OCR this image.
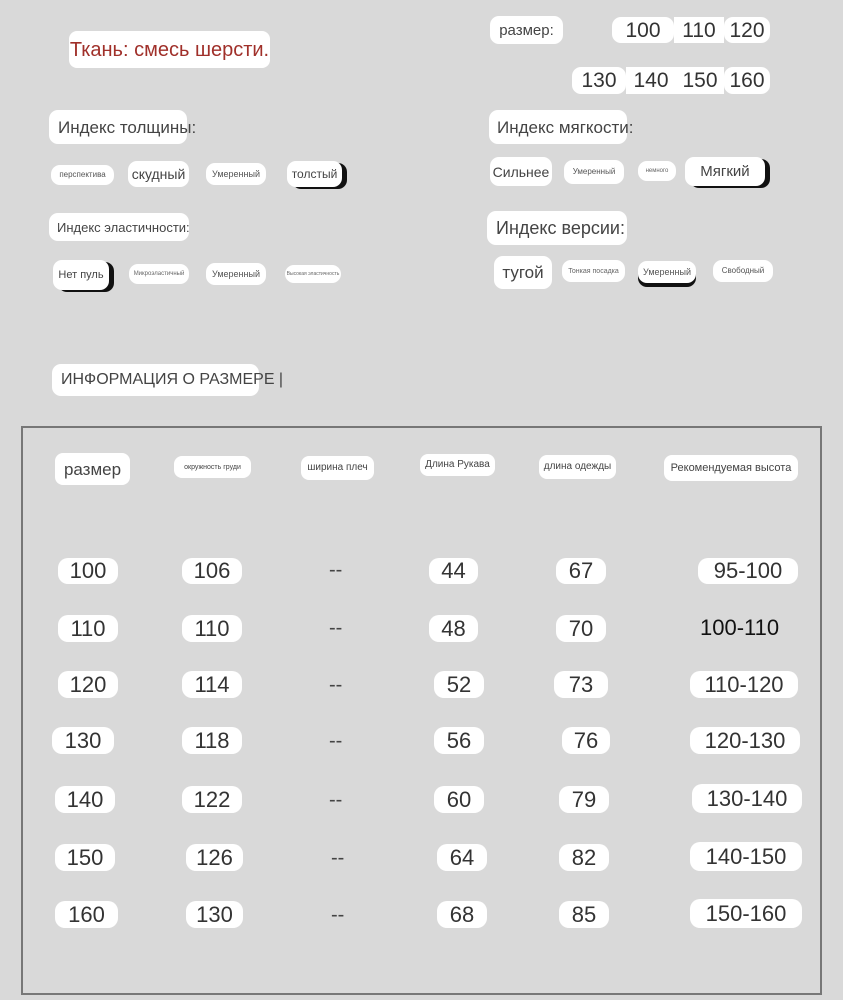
Ткань: смесь шерсти.
размер:	100	110 120
130 140 150 160
Индекс толщины:
перспектива	скудный	Умеренный	толстый
Индекс мягкости:
Сильнее	Умеренный	немного	Мягкий
Индекс эластичности:
Нет пуль	Микроэластичный	Умеренный	Высокая эластичность
Индекс версии:
тугой	Тонкая посадка	Умеренный	Свободный
ИНФОРМАЦИЯ О РАЗМЕРЕ |
размер	окружность груди	ширина плеч	Длина Рукава	длина одежды	Рекомендуемая высота
100	106	--	44	67	95-100
110	110	--	48	70	100-110
120	114	--	52	73	110-120
130	118	--	56	76	120-130
140	122	--	60	79	130-140
150	126	--	64	82	140-150
160	130	--	68	85	150-160
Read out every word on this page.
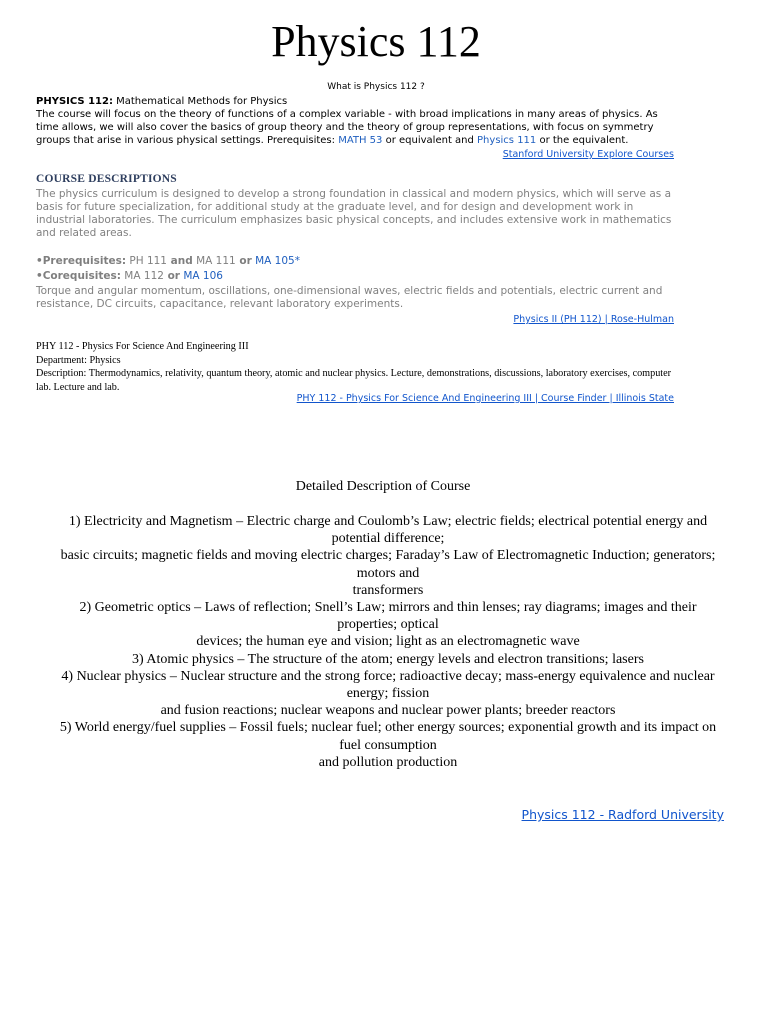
Physics 112
What is Physics 112 ?
PHYSICS 112: Mathematical Methods for Physics
The course will focus on the theory of functions of a complex variable - with broad implications in many areas of physics. As time allows, we will also cover the basics of group theory and the theory of group representations, with focus on symmetry groups that arise in various physical settings. Prerequisites: MATH 53 or equivalent and Physics 111 or the equivalent.
Stanford University Explore Courses
COURSE DESCRIPTIONS
The physics curriculum is designed to develop a strong foundation in classical and modern physics, which will serve as a basis for future specialization, for additional study at the graduate level, and for design and development work in industrial laboratories. The curriculum emphasizes basic physical concepts, and includes extensive work in mathematics and related areas.
•Prerequisites: PH 111 and MA 111 or MA 105*
•Corequisites: MA 112 or MA 106
Torque and angular momentum, oscillations, one-dimensional waves, electric fields and potentials, electric current and resistance, DC circuits, capacitance, relevant laboratory experiments.
Physics II (PH 112) | Rose-Hulman
PHY 112 - Physics For Science And Engineering III
Department: Physics
Description: Thermodynamics, relativity, quantum theory, atomic and nuclear physics. Lecture, demonstrations, discussions, laboratory exercises, computer lab. Lecture and lab.
PHY 112 - Physics For Science And Engineering III | Course Finder | Illinois State
Detailed Description of Course
1) Electricity and Magnetism – Electric charge and Coulomb’s Law; electric fields; electrical potential energy and potential difference;
basic circuits; magnetic fields and moving electric charges; Faraday’s Law of Electromagnetic Induction; generators; motors and
transformers
2) Geometric optics – Laws of reflection; Snell’s Law; mirrors and thin lenses; ray diagrams; images and their properties; optical
devices; the human eye and vision; light as an electromagnetic wave
3) Atomic physics – The structure of the atom; energy levels and electron transitions; lasers
4) Nuclear physics – Nuclear structure and the strong force; radioactive decay; mass-energy equivalence and nuclear energy; fission
and fusion reactions; nuclear weapons and nuclear power plants; breeder reactors
5) World energy/fuel supplies – Fossil fuels; nuclear fuel; other energy sources; exponential growth and its impact on fuel consumption
and pollution production
Physics 112 - Radford University
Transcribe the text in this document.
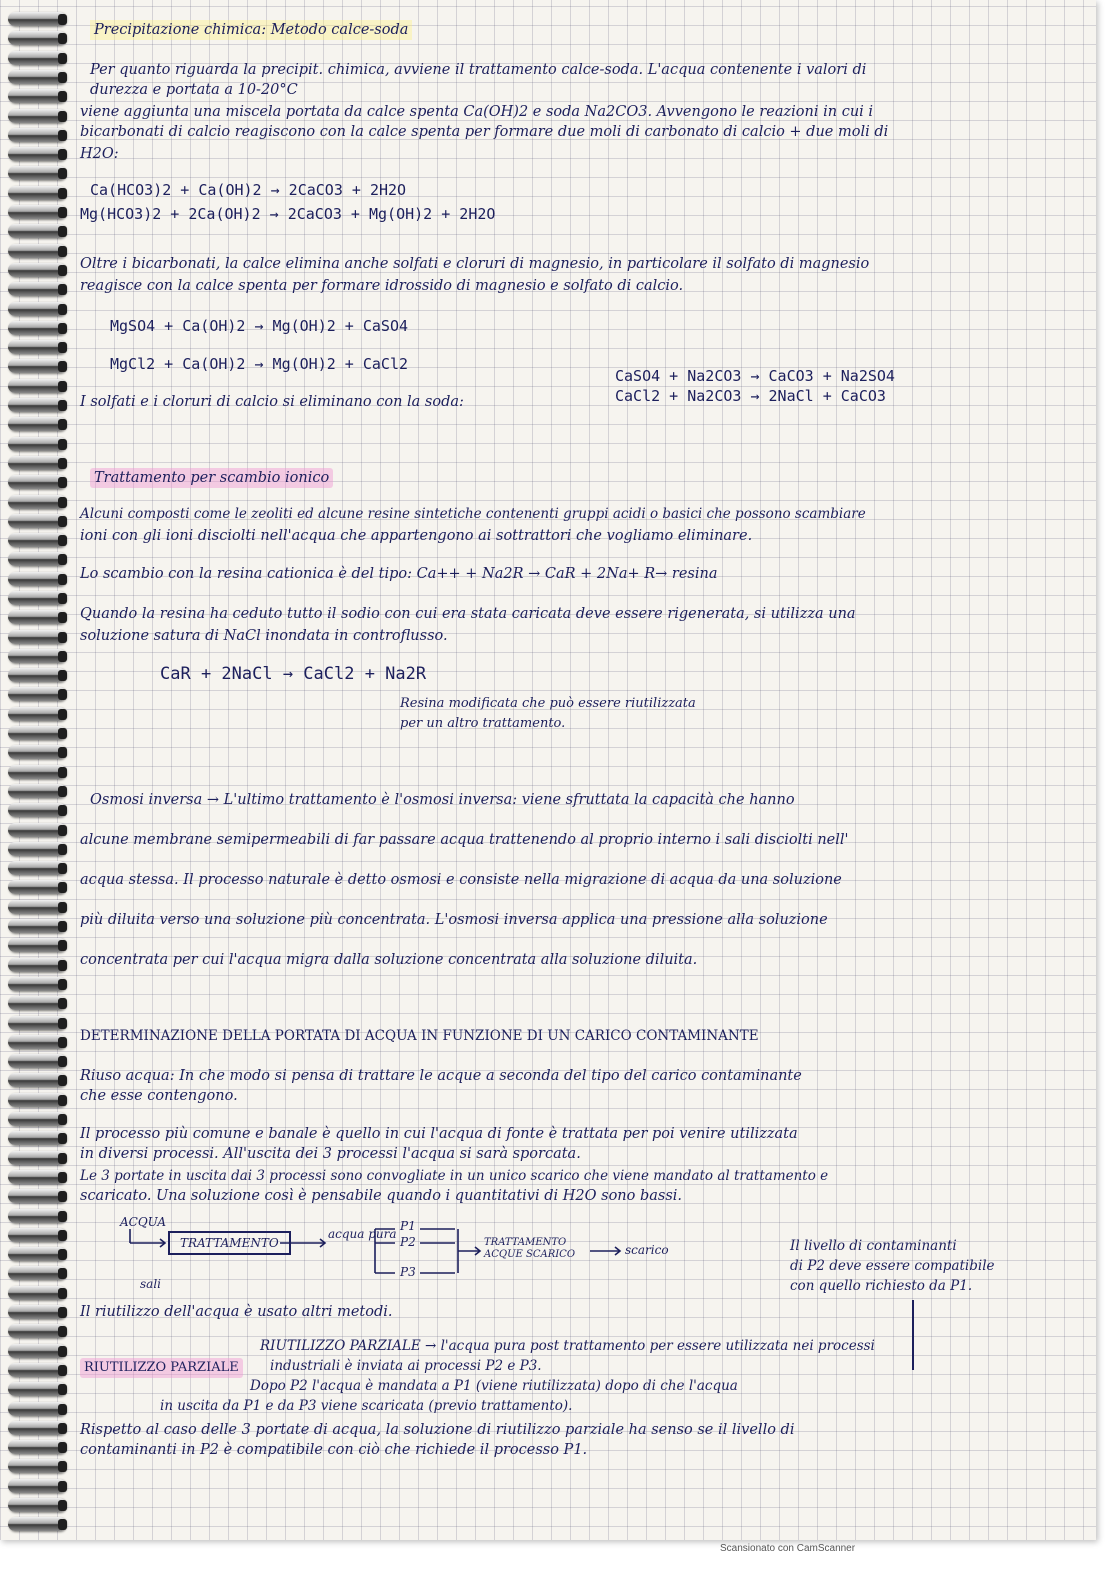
Precipitazione chimica: Metodo calce-soda
Per quanto riguarda la precipit. chimica, avviene il trattamento calce-soda. L'acqua contenente i valori di
durezza e portata a 10-20°C
viene aggiunta una miscela portata da calce spenta Ca(OH)2 e soda Na2CO3. Avvengono le reazioni in cui i
bicarbonati di calcio reagiscono con la calce spenta per formare due moli di carbonato di calcio + due moli di
H2O:
Ca(HCO3)2 + Ca(OH)2 → 2CaCO3 + 2H2O
Mg(HCO3)2 + 2Ca(OH)2 → 2CaCO3 + Mg(OH)2 + 2H2O
Oltre i bicarbonati, la calce elimina anche solfati e cloruri di magnesio, in particolare il solfato di magnesio
reagisce con la calce spenta per formare idrossido di magnesio e solfato di calcio.
MgSO4 + Ca(OH)2 → Mg(OH)2 + CaSO4
MgCl2 + Ca(OH)2 → Mg(OH)2 + CaCl2
CaSO4 + Na2CO3 → CaCO3 + Na2SO4
I solfati e i cloruri di calcio si eliminano con la soda:	CaCl2 + Na2CO3 → 2NaCl + CaCO3
Trattamento per scambio ionico
Alcuni composti come le zeoliti ed alcune resine sintetiche contenenti gruppi acidi o basici che possono scambiare
ioni con gli ioni disciolti nell'acqua che appartengono ai sottrattori che vogliamo eliminare.
Lo scambio con la resina cationica è del tipo: Ca++ + Na2R → CaR + 2Na+ R→ resina
Quando la resina ha ceduto tutto il sodio con cui era stata caricata deve essere rigenerata, si utilizza una
soluzione satura di NaCl inondata in controflusso.
CaR + 2NaCl → CaCl2 + Na2R
Resina modificata che può essere riutilizzata
per un altro trattamento.
Osmosi inversa → L'ultimo trattamento è l'osmosi inversa: viene sfruttata la capacità che hanno
alcune membrane semipermeabili di far passare acqua trattenendo al proprio interno i sali disciolti nell'
acqua stessa. Il processo naturale è detto osmosi e consiste nella migrazione di acqua da una soluzione
più diluita verso una soluzione più concentrata. L'osmosi inversa applica una pressione alla soluzione
concentrata per cui l'acqua migra dalla soluzione concentrata alla soluzione diluita.
DETERMINAZIONE DELLA PORTATA DI ACQUA IN FUNZIONE DI UN CARICO CONTAMINANTE
Riuso acqua: In che modo si pensa di trattare le acque a seconda del tipo del carico contaminante
che esse contengono.
Il processo più comune e banale è quello in cui l'acqua di fonte è trattata per poi venire utilizzata
in diversi processi. All'uscita dei 3 processi l'acqua si sarà sporcata.
Le 3 portate in uscita dai 3 processi sono convogliate in un unico scarico che viene mandato al trattamento e
scaricato. Una soluzione così è pensabile quando i quantitativi di H2O sono bassi.
Il riutilizzo dell'acqua è usato altri metodi.
RIUTILIZZO PARZIALE → l'acqua pura post trattamento per essere utilizzata nei processi
RIUTILIZZO PARZIALE industriali è inviata ai processi P2 e P3.
Dopo P2 l'acqua è mandata a P1 (viene riutilizzata) dopo di che l'acqua
in uscita da P1 e da P3 viene scaricata (previo trattamento).
Rispetto al caso delle 3 portate di acqua, la soluzione di riutilizzo parziale ha senso se il livello di
contaminanti in P2 è compatibile con ciò che richiede il processo P1.
Il livello di contaminanti
di P2 deve essere compatibile
con quello richiesto da P1.
ACQUA
TRATTAMENTO
acqua pura
P1
P2
P3
TRATTAMENTO ACQUE SCARICO	scarico
sali
Scansionato con CamScanner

• OBJECTIVE
Find every line containing the word "calce", then give the total and nothing more.

• SOLUTION TO THE PROBLEM
6